→ **WORK INSTRUCTIONS**
What follows is a block of records; reproduce all of it verbatim.
□ □ □
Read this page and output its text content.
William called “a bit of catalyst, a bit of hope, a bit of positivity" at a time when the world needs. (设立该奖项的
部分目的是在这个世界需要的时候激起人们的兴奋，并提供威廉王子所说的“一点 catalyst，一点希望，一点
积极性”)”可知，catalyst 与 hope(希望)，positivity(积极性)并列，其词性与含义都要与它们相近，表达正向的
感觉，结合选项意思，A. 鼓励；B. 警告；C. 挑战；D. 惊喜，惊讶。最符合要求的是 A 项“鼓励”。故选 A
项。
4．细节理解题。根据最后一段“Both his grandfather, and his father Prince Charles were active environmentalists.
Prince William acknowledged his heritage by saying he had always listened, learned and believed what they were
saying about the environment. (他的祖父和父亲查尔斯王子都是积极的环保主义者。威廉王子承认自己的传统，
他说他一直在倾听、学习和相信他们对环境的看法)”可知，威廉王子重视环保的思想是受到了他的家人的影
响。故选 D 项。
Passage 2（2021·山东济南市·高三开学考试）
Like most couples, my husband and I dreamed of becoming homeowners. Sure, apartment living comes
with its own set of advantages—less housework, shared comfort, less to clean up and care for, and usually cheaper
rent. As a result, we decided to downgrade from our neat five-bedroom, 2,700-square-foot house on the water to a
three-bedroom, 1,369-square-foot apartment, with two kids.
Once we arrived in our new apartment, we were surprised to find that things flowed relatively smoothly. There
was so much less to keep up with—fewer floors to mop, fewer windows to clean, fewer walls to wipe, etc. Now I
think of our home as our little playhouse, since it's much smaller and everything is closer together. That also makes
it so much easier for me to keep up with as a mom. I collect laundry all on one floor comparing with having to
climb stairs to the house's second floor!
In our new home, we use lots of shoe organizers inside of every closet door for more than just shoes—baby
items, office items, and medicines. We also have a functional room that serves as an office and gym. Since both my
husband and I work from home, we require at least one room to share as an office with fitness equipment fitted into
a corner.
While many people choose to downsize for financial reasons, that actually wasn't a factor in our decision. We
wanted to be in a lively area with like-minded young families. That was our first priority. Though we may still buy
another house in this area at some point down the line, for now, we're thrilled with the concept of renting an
□ □ □
→ **RESULT OF THE TASK**
Read this page and output its text content.
William called “a bit of catalyst, a bit of hope, a bit of positivity" at a time when the world needs. (设立该奖项的
部分目的是在这个世界需要的时候激起人们的兴奋，并提供威廉王子所说的“一点 catalyst，一点希望，一点
积极性”)”可知，catalyst 与 hope(希望)，positivity(积极性)并列，其词性与含义都要与它们相近，表达正向的
感觉，结合选项意思，A. 鼓励；B. 警告；C. 挑战；D. 惊喜，惊讶。最符合要求的是 A 项“鼓励”。故选 A
项。
4．细节理解题。根据最后一段“Both his grandfather, and his father Prince Charles were active environmentalists.
Prince William acknowledged his heritage by saying he had always listened, learned and believed what they were
saying about the environment. (他的祖父和父亲查尔斯王子都是积极的环保主义者。威廉王子承认自己的传统，
他说他一直在倾听、学习和相信他们对环境的看法)”可知，威廉王子重视环保的思想是受到了他的家人的影
响。故选 D 项。
Passage 2（2021·山东济南市·高三开学考试）
Like most couples, my husband and I dreamed of becoming homeowners. Sure, apartment living comes
with its own set of advantages—less housework, shared comfort, less to clean up and care for, and usually cheaper
rent. As a result, we decided to downgrade from our neat five-bedroom, 2,700-square-foot house on the water to a
three-bedroom, 1,369-square-foot apartment, with two kids.
Once we arrived in our new apartment, we were surprised to find that things flowed relatively smoothly. There
was so much less to keep up with—fewer floors to mop, fewer windows to clean, fewer walls to wipe, etc. Now I
think of our home as our little playhouse, since it's much smaller and everything is closer together. That also makes
it so much easier for me to keep up with as a mom. I collect laundry all on one floor comparing with having to
climb stairs to the house's second floor!
In our new home, we use lots of shoe organizers inside of every closet door for more than just shoes—baby
items, office items, and medicines. We also have a functional room that serves as an office and gym. Since both my
husband and I work from home, we require at least one room to share as an office with fitness equipment fitted into
a corner.
While many people choose to downsize for financial reasons, that actually wasn't a factor in our decision. We
wanted to be in a lively area with like-minded young families. That was our first priority. Though we may still buy
another house in this area at some point down the line, for now, we're thrilled with the concept of renting an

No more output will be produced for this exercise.